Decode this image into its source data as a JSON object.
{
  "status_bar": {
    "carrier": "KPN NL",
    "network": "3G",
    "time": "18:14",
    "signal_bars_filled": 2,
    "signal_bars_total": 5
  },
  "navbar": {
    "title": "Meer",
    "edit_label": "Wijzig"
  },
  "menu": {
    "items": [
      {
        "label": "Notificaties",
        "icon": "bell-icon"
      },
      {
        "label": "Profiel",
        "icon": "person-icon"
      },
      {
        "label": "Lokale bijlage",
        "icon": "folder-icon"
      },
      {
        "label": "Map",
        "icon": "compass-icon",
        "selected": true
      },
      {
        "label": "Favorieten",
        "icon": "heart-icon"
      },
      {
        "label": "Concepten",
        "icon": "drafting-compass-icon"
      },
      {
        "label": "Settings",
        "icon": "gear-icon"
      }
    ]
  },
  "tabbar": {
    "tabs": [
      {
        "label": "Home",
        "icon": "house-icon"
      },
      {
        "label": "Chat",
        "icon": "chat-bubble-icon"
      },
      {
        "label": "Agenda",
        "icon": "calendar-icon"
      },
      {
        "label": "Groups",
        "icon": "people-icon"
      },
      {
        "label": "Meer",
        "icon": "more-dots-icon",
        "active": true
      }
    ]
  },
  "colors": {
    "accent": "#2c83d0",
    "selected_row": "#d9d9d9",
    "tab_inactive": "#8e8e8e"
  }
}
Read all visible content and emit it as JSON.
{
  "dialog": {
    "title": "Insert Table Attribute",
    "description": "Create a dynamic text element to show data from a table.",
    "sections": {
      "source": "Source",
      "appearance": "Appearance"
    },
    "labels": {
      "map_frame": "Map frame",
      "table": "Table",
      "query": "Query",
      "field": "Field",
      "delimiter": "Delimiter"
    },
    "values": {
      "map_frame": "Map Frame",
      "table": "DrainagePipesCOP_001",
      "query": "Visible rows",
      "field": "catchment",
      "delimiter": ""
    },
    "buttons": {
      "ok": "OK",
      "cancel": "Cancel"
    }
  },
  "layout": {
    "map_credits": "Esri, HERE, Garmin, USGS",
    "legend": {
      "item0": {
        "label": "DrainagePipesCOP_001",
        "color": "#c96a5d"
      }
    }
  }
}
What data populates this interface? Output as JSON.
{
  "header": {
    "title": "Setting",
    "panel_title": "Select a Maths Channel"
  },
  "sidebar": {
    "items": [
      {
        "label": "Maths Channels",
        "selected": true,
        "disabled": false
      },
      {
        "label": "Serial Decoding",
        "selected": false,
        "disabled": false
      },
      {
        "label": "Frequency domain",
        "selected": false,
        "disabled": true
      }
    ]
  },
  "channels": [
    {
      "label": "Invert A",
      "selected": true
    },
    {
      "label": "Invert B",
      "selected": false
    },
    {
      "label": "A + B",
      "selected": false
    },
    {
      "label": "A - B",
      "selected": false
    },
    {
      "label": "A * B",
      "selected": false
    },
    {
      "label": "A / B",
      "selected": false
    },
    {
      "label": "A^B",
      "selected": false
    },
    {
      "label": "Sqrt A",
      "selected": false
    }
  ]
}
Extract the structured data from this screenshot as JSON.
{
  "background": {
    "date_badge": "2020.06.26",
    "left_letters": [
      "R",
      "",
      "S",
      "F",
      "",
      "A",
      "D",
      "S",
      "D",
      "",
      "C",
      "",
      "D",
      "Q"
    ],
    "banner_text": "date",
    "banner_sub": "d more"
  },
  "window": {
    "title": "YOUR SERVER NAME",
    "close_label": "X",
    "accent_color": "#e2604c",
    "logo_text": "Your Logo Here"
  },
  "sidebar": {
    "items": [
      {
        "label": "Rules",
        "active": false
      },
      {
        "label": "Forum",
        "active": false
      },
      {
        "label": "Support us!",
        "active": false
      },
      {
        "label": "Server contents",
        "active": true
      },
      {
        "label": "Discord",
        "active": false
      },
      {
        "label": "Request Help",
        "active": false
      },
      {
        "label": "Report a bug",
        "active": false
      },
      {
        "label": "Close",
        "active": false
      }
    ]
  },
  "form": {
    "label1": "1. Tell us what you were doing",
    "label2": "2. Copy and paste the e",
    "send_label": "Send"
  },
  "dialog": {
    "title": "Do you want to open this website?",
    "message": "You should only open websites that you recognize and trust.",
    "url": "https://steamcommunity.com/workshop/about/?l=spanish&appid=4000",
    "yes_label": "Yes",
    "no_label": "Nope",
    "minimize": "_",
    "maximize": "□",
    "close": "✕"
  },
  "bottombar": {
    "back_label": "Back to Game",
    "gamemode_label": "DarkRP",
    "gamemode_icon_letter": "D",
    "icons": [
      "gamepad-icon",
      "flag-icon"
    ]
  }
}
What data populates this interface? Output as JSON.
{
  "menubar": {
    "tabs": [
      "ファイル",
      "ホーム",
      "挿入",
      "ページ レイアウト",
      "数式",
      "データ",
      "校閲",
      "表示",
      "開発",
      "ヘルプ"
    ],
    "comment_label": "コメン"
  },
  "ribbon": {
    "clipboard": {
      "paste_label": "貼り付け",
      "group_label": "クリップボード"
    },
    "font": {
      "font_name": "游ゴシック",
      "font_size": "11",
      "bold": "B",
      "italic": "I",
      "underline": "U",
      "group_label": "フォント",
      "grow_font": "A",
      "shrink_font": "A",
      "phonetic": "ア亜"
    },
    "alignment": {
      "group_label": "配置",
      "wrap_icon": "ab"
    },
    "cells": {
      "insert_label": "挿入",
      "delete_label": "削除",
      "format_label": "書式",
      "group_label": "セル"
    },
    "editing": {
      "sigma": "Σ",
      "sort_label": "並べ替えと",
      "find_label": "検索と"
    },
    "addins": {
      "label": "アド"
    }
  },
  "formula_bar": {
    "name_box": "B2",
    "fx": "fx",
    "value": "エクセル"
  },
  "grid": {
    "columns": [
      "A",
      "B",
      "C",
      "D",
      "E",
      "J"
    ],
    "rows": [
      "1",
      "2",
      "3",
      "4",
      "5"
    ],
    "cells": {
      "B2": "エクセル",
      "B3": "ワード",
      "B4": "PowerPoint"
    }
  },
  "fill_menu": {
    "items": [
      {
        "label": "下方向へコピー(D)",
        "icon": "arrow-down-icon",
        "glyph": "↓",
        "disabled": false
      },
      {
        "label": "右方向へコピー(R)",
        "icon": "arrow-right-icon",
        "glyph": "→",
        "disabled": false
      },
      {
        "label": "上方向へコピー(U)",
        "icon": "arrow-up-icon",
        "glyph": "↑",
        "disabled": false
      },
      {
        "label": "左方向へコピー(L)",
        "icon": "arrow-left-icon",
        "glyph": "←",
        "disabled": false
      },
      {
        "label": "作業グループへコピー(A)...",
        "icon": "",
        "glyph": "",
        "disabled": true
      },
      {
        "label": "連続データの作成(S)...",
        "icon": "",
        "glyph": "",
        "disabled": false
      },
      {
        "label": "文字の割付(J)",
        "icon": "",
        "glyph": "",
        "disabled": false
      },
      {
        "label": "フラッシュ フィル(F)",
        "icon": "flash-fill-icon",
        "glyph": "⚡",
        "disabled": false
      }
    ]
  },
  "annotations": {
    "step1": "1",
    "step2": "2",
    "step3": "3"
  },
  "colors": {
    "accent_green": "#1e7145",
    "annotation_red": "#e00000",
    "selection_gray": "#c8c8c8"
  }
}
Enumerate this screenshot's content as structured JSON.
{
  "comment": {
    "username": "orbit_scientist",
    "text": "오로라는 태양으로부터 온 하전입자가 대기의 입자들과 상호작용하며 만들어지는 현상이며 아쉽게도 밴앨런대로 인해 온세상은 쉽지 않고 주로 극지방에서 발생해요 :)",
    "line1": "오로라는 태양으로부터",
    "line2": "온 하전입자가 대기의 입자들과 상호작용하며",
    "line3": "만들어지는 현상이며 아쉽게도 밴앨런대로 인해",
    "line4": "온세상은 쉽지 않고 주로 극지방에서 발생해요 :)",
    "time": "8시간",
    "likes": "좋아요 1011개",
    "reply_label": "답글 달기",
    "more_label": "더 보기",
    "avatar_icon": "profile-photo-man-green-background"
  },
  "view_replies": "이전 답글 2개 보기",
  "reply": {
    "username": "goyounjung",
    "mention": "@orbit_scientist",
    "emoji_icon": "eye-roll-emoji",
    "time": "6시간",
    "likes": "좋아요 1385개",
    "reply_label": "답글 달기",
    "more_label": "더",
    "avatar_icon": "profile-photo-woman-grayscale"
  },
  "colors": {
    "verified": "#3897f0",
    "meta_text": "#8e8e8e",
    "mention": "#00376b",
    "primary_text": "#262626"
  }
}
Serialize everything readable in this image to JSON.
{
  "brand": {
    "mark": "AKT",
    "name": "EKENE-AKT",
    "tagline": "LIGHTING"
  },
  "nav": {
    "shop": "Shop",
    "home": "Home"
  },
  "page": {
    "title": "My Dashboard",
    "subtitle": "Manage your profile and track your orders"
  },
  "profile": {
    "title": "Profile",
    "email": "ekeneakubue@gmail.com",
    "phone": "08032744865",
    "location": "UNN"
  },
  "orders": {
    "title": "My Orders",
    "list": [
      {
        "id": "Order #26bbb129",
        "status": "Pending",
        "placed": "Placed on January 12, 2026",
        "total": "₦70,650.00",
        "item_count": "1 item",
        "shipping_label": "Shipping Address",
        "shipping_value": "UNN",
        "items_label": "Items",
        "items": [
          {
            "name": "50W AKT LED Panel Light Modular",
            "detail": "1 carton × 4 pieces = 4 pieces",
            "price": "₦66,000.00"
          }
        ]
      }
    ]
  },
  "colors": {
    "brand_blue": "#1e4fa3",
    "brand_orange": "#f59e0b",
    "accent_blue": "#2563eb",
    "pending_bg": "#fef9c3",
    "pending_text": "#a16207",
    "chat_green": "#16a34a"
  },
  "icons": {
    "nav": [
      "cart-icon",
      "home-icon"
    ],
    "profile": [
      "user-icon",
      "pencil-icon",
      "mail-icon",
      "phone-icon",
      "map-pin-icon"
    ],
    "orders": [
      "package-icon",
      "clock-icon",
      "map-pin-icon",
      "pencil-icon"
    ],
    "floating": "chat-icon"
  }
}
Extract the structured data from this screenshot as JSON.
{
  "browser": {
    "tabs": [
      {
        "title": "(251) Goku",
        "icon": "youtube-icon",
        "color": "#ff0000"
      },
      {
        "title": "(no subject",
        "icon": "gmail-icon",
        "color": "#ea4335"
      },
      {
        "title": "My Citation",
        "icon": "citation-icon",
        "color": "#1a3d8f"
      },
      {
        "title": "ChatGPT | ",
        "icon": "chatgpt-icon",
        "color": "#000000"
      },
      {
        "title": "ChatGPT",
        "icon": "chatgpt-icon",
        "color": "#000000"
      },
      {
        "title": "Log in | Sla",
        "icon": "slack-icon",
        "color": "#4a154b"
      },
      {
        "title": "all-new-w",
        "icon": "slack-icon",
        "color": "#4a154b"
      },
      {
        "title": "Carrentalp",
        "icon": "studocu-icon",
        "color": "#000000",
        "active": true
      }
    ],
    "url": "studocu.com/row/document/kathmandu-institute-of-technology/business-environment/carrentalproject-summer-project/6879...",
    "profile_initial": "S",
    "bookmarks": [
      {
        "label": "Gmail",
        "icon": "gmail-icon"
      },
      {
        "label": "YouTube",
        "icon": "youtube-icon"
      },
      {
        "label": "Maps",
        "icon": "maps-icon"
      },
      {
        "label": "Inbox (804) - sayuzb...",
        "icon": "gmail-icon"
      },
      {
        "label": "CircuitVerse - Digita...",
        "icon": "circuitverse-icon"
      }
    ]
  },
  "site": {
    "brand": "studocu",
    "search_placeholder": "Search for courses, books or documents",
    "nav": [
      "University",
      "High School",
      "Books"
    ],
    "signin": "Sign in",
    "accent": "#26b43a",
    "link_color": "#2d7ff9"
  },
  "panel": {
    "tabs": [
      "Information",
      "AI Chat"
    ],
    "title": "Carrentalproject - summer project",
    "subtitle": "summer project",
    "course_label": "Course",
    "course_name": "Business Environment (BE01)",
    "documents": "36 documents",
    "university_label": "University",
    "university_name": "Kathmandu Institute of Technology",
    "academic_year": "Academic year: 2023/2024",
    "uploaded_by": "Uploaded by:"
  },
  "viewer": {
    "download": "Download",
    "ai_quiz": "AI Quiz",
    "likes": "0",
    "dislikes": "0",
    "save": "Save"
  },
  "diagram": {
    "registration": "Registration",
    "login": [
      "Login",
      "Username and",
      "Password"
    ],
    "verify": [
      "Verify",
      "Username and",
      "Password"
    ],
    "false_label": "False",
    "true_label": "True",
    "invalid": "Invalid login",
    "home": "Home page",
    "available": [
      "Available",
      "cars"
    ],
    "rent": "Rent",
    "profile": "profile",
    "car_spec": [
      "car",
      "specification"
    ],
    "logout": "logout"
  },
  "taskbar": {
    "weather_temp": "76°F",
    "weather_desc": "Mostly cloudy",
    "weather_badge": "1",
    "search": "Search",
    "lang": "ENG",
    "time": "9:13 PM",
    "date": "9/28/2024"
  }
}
:::
» Required work:
From the data above, copy each line that has the string "compass".

» Task result:
        "icon": "compass-icon",
        "icon": "drafting-compass-icon"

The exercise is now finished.